_Aim of the exercise_
Could you print all the entries exactly?
──────────────────────────────
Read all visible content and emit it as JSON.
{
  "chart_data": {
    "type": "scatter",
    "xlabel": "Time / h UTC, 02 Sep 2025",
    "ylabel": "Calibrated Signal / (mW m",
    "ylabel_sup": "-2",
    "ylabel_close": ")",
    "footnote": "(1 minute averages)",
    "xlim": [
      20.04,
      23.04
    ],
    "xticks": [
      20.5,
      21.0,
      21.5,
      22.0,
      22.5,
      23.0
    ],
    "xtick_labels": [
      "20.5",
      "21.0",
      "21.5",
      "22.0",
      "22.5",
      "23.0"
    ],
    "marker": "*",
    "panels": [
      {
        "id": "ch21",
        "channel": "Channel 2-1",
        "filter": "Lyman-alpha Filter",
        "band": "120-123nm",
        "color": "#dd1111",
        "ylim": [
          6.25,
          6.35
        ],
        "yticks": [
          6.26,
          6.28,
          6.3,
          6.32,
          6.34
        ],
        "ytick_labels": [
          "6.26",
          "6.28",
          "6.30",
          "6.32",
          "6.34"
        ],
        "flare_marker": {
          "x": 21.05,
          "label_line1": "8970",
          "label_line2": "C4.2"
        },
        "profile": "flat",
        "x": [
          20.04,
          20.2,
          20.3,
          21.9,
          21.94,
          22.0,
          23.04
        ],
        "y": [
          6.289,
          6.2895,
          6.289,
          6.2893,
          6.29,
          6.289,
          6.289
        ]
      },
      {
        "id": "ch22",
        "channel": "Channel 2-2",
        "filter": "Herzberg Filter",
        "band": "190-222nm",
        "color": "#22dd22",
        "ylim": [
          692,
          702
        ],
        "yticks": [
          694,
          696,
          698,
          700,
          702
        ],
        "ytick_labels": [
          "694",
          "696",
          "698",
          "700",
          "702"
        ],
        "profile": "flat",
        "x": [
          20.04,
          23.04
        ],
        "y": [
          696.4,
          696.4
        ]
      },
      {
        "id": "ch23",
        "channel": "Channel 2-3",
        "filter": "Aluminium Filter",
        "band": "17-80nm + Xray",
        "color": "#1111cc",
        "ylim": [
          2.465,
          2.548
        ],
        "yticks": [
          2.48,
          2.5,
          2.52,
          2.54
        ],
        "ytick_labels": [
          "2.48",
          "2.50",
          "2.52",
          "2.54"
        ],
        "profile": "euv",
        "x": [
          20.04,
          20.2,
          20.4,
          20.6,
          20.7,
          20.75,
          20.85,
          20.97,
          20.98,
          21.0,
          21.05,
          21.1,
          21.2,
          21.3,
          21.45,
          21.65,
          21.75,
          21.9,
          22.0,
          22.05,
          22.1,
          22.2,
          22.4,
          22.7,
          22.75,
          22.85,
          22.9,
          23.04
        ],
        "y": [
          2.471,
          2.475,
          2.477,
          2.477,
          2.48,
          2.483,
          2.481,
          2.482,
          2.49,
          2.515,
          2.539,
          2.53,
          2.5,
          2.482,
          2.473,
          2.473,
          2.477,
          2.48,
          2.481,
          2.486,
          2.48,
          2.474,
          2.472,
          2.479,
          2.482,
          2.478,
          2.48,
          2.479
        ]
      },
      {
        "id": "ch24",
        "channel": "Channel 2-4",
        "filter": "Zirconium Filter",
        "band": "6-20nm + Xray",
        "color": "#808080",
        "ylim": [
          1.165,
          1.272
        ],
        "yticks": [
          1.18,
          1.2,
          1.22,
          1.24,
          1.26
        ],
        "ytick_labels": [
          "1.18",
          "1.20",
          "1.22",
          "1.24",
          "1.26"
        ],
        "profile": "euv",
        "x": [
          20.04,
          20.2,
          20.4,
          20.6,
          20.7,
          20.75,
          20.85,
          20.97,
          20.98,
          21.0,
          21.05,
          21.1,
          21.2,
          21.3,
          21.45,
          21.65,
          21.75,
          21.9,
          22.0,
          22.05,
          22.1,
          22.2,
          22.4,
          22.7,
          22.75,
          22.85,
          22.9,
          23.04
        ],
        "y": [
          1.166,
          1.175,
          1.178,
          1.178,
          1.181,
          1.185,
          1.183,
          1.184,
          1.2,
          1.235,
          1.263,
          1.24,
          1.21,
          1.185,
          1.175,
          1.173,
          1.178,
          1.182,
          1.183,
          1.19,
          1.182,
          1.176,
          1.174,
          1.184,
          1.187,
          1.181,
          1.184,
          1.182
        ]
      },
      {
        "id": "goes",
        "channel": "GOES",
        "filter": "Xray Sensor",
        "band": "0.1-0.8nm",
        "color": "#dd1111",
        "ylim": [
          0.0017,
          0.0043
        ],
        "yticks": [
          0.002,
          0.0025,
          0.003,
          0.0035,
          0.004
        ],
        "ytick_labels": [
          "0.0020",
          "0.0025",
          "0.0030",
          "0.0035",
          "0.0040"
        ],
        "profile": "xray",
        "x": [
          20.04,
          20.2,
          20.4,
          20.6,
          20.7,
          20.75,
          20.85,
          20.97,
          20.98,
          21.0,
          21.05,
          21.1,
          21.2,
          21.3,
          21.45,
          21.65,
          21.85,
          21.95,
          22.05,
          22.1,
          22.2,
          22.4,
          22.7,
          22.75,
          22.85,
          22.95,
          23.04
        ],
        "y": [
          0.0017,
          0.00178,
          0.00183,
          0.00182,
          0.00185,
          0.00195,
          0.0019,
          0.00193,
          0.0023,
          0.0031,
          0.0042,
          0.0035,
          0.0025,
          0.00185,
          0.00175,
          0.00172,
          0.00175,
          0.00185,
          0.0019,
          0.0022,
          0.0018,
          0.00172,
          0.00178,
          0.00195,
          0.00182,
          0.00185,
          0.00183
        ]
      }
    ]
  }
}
──────────────────────────────
_Written response_
Read all visible content and emit it as JSON.
{
  "chart_data": {
    "type": "scatter",
    "xlabel": "Time / h UTC, 02 Sep 2025",
    "ylabel": "Calibrated Signal / (mW m",
    "ylabel_sup": "-2",
    "ylabel_close": ")",
    "footnote": "(1 minute averages)",
    "xlim": [
      20.04,
      23.04
    ],
    "xticks": [
      20.5,
      21.0,
      21.5,
      22.0,
      22.5,
      23.0
    ],
    "xtick_labels": [
      "20.5",
      "21.0",
      "21.5",
      "22.0",
      "22.5",
      "23.0"
    ],
    "marker": "*",
    "panels": [
      {
        "id": "ch21",
        "channel": "Channel 2-1",
        "filter": "Lyman-alpha Filter",
        "band": "120-123nm",
        "color": "#dd1111",
        "ylim": [
          6.25,
          6.35
        ],
        "yticks": [
          6.26,
          6.28,
          6.3,
          6.32,
          6.34
        ],
        "ytick_labels": [
          "6.26",
          "6.28",
          "6.30",
          "6.32",
          "6.34"
        ],
        "flare_marker": {
          "x": 21.05,
          "label_line1": "8970",
          "label_line2": "C4.2"
        },
        "profile": "flat",
        "x": [
          20.04,
          20.2,
          20.3,
          21.9,
          21.94,
          22.0,
          23.04
        ],
        "y": [
          6.289,
          6.2895,
          6.289,
          6.2893,
          6.29,
          6.289,
          6.289
        ]
      },
      {
        "id": "ch22",
        "channel": "Channel 2-2",
        "filter": "Herzberg Filter",
        "band": "190-222nm",
        "color": "#22dd22",
        "ylim": [
          692,
          702
        ],
        "yticks": [
          694,
          696,
          698,
          700,
          702
        ],
        "ytick_labels": [
          "694",
          "696",
          "698",
          "700",
          "702"
        ],
        "profile": "flat",
        "x": [
          20.04,
          23.04
        ],
        "y": [
          696.4,
          696.4
        ]
      },
      {
        "id": "ch23",
        "channel": "Channel 2-3",
        "filter": "Aluminium Filter",
        "band": "17-80nm + Xray",
        "color": "#1111cc",
        "ylim": [
          2.465,
          2.548
        ],
        "yticks": [
          2.48,
          2.5,
          2.52,
          2.54
        ],
        "ytick_labels": [
          "2.48",
          "2.50",
          "2.52",
          "2.54"
        ],
        "profile": "euv",
        "x": [
          20.04,
          20.2,
          20.4,
          20.6,
          20.7,
          20.75,
          20.85,
          20.97,
          20.98,
          21.0,
          21.05,
          21.1,
          21.2,
          21.3,
          21.45,
          21.65,
          21.75,
          21.9,
          22.0,
          22.05,
          22.1,
          22.2,
          22.4,
          22.7,
          22.75,
          22.85,
          22.9,
          23.04
        ],
        "y": [
          2.471,
          2.475,
          2.477,
          2.477,
          2.48,
          2.483,
          2.481,
          2.482,
          2.49,
          2.515,
          2.539,
          2.53,
          2.5,
          2.482,
          2.473,
          2.473,
          2.477,
          2.48,
          2.481,
          2.486,
          2.48,
          2.474,
          2.472,
          2.479,
          2.482,
          2.478,
          2.48,
          2.479
        ]
      },
      {
        "id": "ch24",
        "channel": "Channel 2-4",
        "filter": "Zirconium Filter",
        "band": "6-20nm + Xray",
        "color": "#808080",
        "ylim": [
          1.165,
          1.272
        ],
        "yticks": [
          1.18,
          1.2,
          1.22,
          1.24,
          1.26
        ],
        "ytick_labels": [
          "1.18",
          "1.20",
          "1.22",
          "1.24",
          "1.26"
        ],
        "profile": "euv",
        "x": [
          20.04,
          20.2,
          20.4,
          20.6,
          20.7,
          20.75,
          20.85,
          20.97,
          20.98,
          21.0,
          21.05,
          21.1,
          21.2,
          21.3,
          21.45,
          21.65,
          21.75,
          21.9,
          22.0,
          22.05,
          22.1,
          22.2,
          22.4,
          22.7,
          22.75,
          22.85,
          22.9,
          23.04
        ],
        "y": [
          1.166,
          1.175,
          1.178,
          1.178,
          1.181,
          1.185,
          1.183,
          1.184,
          1.2,
          1.235,
          1.263,
          1.24,
          1.21,
          1.185,
          1.175,
          1.173,
          1.178,
          1.182,
          1.183,
          1.19,
          1.182,
          1.176,
          1.174,
          1.184,
          1.187,
          1.181,
          1.184,
          1.182
        ]
      },
      {
        "id": "goes",
        "channel": "GOES",
        "filter": "Xray Sensor",
        "band": "0.1-0.8nm",
        "color": "#dd1111",
        "ylim": [
          0.0017,
          0.0043
        ],
        "yticks": [
          0.002,
          0.0025,
          0.003,
          0.0035,
          0.004
        ],
        "ytick_labels": [
          "0.0020",
          "0.0025",
          "0.0030",
          "0.0035",
          "0.0040"
        ],
        "profile": "xray",
        "x": [
          20.04,
          20.2,
          20.4,
          20.6,
          20.7,
          20.75,
          20.85,
          20.97,
          20.98,
          21.0,
          21.05,
          21.1,
          21.2,
          21.3,
          21.45,
          21.65,
          21.85,
          21.95,
          22.05,
          22.1,
          22.2,
          22.4,
          22.7,
          22.75,
          22.85,
          22.95,
          23.04
        ],
        "y": [
          0.0017,
          0.00178,
          0.00183,
          0.00182,
          0.00185,
          0.00195,
          0.0019,
          0.00193,
          0.0023,
          0.0031,
          0.0042,
          0.0035,
          0.0025,
          0.00185,
          0.00175,
          0.00172,
          0.00175,
          0.00185,
          0.0019,
          0.0022,
          0.0018,
          0.00172,
          0.00178,
          0.00195,
          0.00182,
          0.00185,
          0.00183
        ]
      }
    ]
  }
}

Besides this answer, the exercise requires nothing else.